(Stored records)

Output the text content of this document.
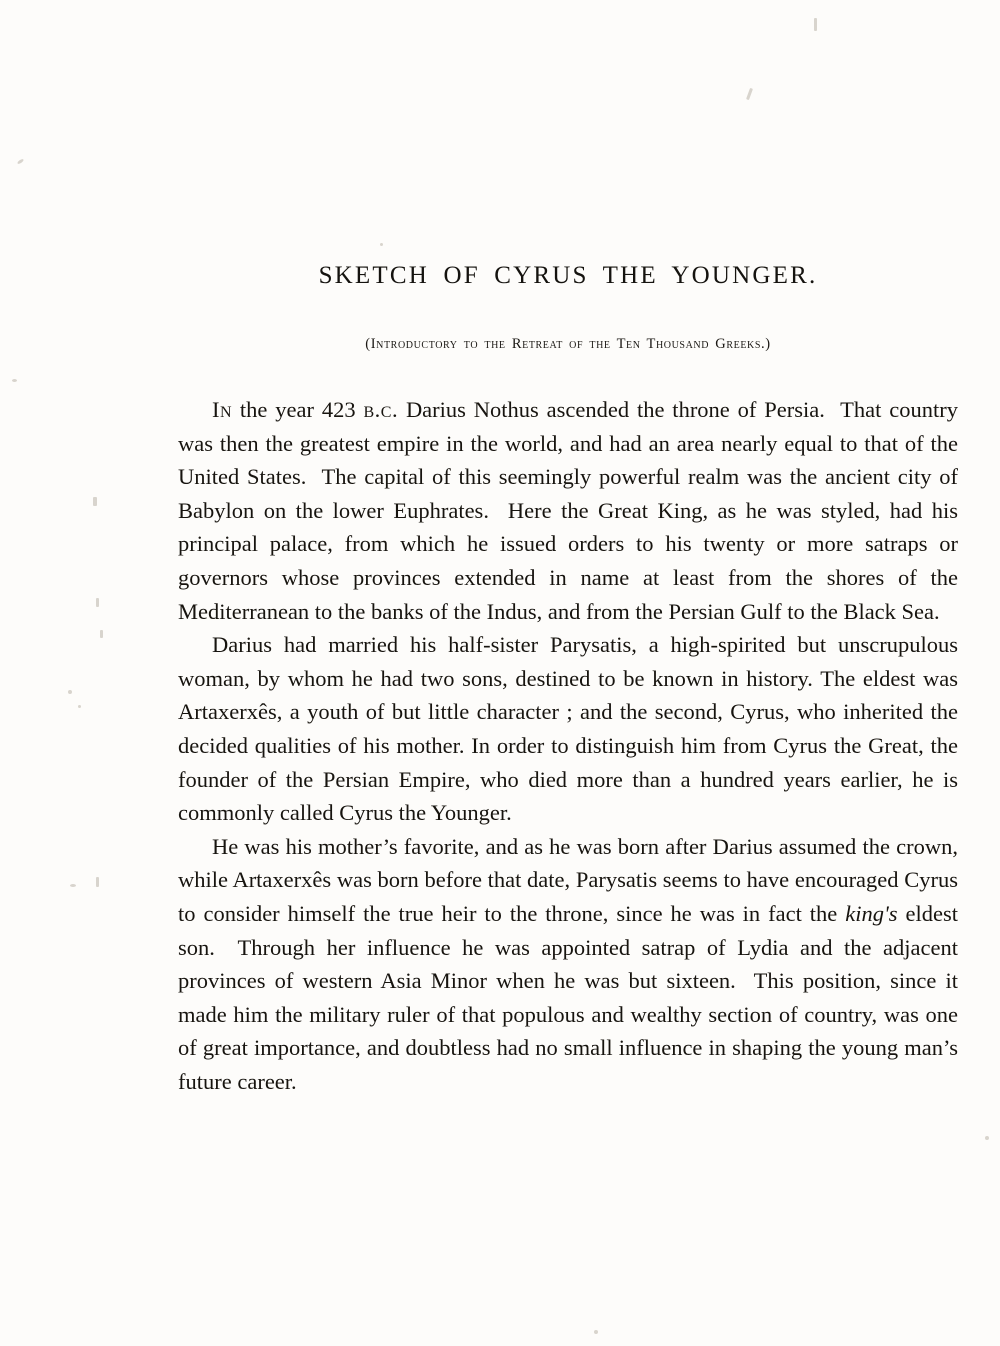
SKETCH OF CYRUS THE YOUNGER.
(Introductory to the Retreat of the Ten Thousand Greeks.)

In the year 423 b.c. Darius Nothus ascended the throne of Persia.  That country was then the greatest empire in the world, and had an area nearly equal to that of the United States.  The capital of this seemingly powerful realm was the ancient city of Babylon on the lower Euphrates.  Here the Great King, as he was styled, had his principal palace, from which he issued orders to his twenty or more satraps or governors whose provinces extended in name at least from the shores of the Mediterranean to the banks of the Indus, and from the Persian Gulf to the Black Sea.

Darius had married his half-sister Parysatis, a high-spirited but unscrupulous woman, by whom he had two sons, destined to be known in history. The eldest was Artaxerxês, a youth of but little character ; and the second, Cyrus, who inherited the decided qualities of his mother. In order to distinguish him from Cyrus the Great, the founder of the Persian Empire, who died more than a hundred years earlier, he is commonly called Cyrus the Younger.

He was his mother’s favorite, and as he was born after Darius assumed the crown, while Artaxerxês was born before that date, Parysatis seems to have encouraged Cyrus to consider himself the true heir to the throne, since he was in fact the king's eldest son.  Through her influence he was appointed satrap of Lydia and the adjacent provinces of western Asia Minor when he was but sixteen.  This position, since it made him the military ruler of that populous and wealthy section of country, was one of great importance, and doubtless had no small influence in shaping the young man’s future career.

- [AIM OF THE TASK]
Give the entries again without a single change, but with no pictures.

- [EXPECTED OUTPUT]
Output the text content of this document.
SKETCH OF CYRUS THE YOUNGER.
(Introductory to the Retreat of the Ten Thousand Greeks.)

In the year 423 b.c. Darius Nothus ascended the throne of Persia.  That country was then the greatest empire in the world, and had an area nearly equal to that of the United States.  The capital of this seemingly powerful realm was the ancient city of Babylon on the lower Euphrates.  Here the Great King, as he was styled, had his principal palace, from which he issued orders to his twenty or more satraps or governors whose provinces extended in name at least from the shores of the Mediterranean to the banks of the Indus, and from the Persian Gulf to the Black Sea.

Darius had married his half-sister Parysatis, a high-spirited but unscrupulous woman, by whom he had two sons, destined to be known in history. The eldest was Artaxerxês, a youth of but little character ; and the second, Cyrus, who inherited the decided qualities of his mother. In order to distinguish him from Cyrus the Great, the founder of the Persian Empire, who died more than a hundred years earlier, he is commonly called Cyrus the Younger.

He was his mother’s favorite, and as he was born after Darius assumed the crown, while Artaxerxês was born before that date, Parysatis seems to have encouraged Cyrus to consider himself the true heir to the throne, since he was in fact the king's eldest son.  Through her influence he was appointed satrap of Lydia and the adjacent provinces of western Asia Minor when he was but sixteen.  This position, since it made him the military ruler of that populous and wealthy section of country, was one of great importance, and doubtless had no small influence in shaping the young man’s future career.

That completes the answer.